Instruction:
Copy each line of the records that holds the string "JSON".

•••••

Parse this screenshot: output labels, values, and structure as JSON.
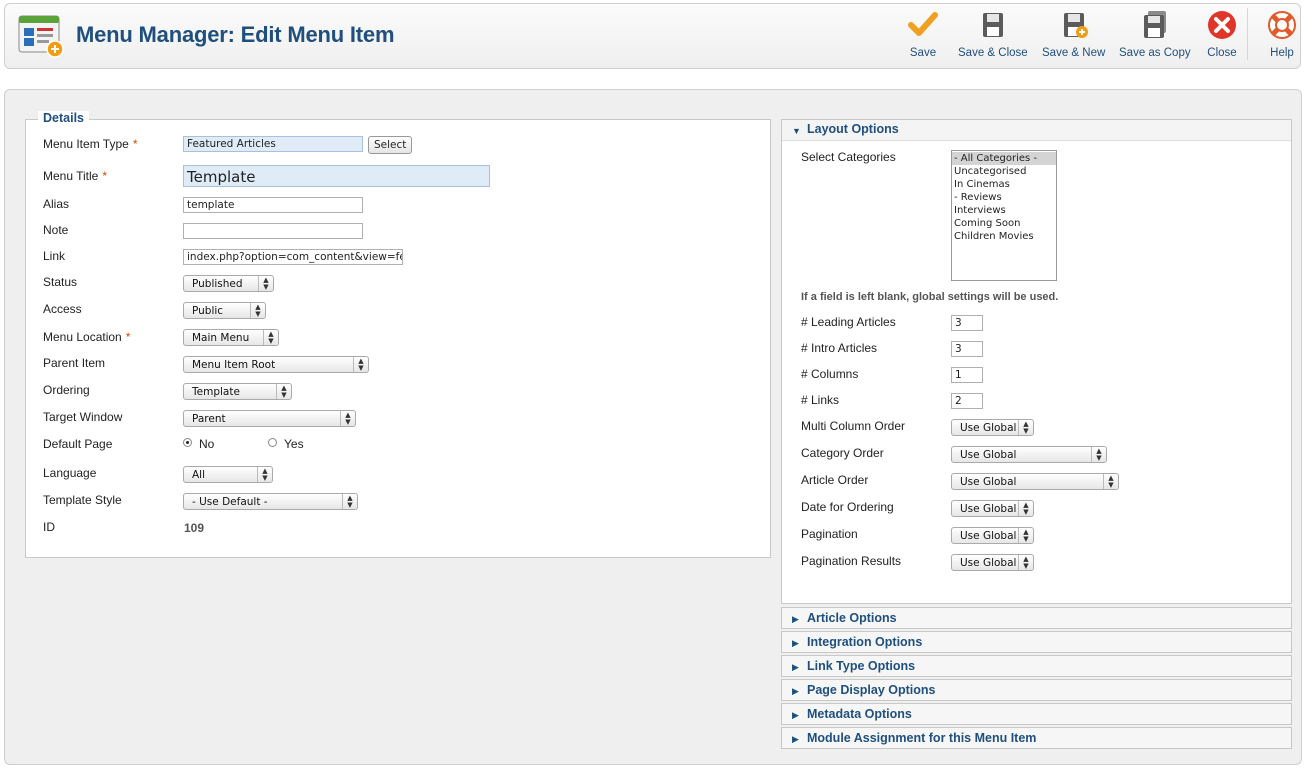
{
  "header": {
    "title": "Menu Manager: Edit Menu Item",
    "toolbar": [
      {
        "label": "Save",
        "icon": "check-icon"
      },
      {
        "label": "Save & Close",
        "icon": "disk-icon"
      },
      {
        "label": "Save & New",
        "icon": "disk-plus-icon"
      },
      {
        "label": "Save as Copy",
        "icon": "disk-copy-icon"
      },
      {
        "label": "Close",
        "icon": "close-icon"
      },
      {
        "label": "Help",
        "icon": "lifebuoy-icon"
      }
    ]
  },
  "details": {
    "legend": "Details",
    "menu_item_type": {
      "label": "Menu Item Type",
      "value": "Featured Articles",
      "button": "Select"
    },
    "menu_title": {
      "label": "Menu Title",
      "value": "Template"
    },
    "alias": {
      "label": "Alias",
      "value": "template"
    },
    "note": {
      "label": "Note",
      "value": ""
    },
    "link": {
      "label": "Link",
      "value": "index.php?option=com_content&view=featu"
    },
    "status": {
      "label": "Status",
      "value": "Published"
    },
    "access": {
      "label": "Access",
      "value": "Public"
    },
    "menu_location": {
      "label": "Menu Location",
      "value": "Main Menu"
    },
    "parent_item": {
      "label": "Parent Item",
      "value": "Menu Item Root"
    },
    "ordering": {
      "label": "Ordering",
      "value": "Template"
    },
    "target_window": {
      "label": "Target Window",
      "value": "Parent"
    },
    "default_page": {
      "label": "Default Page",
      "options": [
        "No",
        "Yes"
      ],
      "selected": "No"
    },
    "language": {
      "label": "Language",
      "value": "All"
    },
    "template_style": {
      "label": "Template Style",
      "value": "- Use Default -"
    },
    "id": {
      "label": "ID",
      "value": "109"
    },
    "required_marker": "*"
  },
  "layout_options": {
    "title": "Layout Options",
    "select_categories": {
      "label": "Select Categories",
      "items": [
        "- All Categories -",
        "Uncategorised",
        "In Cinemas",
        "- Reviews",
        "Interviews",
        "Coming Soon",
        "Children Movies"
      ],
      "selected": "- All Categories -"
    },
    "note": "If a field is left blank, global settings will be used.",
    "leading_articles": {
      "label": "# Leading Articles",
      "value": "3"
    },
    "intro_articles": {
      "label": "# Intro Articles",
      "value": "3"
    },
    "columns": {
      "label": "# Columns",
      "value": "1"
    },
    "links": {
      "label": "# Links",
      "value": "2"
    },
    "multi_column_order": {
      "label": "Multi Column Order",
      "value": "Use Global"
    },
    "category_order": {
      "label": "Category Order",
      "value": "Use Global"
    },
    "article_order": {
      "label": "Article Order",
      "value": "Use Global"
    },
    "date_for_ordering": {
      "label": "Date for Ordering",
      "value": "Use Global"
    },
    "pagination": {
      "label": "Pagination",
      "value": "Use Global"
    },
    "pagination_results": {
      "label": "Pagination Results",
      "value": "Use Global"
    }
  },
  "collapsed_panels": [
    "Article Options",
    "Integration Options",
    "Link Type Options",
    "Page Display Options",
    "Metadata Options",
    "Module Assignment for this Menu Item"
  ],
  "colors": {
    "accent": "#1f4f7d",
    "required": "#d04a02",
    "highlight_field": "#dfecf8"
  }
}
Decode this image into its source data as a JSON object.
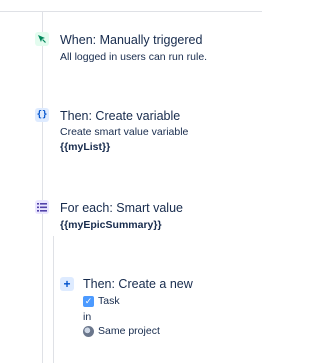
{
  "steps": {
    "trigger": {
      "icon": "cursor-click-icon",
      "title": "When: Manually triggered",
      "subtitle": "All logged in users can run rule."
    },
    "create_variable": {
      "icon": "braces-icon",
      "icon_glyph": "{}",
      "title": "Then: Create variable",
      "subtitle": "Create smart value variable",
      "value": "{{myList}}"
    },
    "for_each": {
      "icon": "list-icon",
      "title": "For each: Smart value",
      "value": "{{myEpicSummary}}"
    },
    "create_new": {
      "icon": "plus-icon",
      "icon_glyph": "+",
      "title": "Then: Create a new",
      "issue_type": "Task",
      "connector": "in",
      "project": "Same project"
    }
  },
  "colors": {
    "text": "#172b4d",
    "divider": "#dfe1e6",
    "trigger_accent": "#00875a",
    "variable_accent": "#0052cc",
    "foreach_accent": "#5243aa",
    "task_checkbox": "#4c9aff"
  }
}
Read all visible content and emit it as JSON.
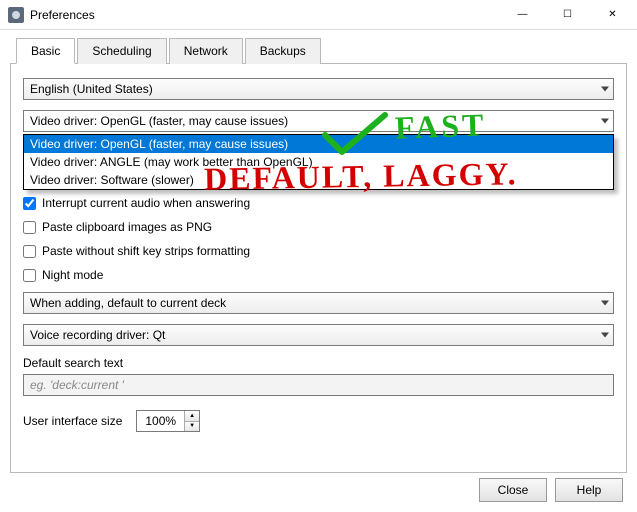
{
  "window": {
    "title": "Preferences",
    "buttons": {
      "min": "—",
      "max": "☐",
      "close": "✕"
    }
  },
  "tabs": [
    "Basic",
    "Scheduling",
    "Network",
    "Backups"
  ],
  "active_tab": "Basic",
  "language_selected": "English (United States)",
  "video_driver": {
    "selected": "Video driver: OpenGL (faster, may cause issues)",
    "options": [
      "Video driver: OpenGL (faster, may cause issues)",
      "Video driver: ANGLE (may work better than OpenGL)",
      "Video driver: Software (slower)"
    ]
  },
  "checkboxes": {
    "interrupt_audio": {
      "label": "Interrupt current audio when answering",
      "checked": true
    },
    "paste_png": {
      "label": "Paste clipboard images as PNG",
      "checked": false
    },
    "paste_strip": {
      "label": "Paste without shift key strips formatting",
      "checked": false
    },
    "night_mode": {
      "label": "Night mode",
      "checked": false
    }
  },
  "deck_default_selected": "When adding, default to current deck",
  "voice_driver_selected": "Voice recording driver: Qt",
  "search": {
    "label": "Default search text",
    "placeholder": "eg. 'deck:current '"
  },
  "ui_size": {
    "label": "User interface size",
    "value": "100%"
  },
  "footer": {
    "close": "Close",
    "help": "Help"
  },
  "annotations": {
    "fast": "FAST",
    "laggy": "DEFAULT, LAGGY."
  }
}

•••••

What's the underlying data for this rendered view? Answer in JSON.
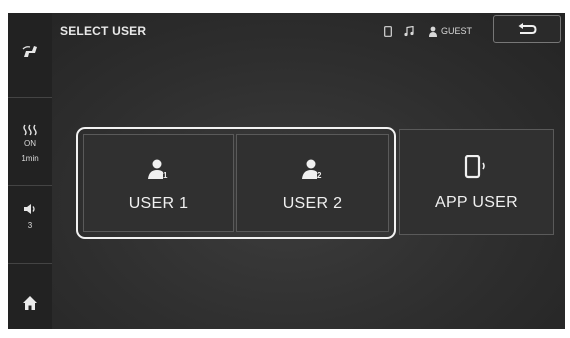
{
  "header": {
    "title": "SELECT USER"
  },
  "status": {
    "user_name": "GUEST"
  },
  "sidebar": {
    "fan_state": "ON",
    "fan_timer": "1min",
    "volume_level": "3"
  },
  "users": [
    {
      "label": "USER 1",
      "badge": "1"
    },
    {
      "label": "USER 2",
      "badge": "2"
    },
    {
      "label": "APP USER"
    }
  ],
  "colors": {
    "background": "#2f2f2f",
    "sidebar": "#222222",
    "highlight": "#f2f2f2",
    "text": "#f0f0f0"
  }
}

•••••

Expected answer:
Parse this screenshot: output labels, values, and structure as JSON.
Decode this image into its source data as a JSON object.
Read all visible content and emit it as JSON.
What's the underlying data for this rendered view? Answer in JSON.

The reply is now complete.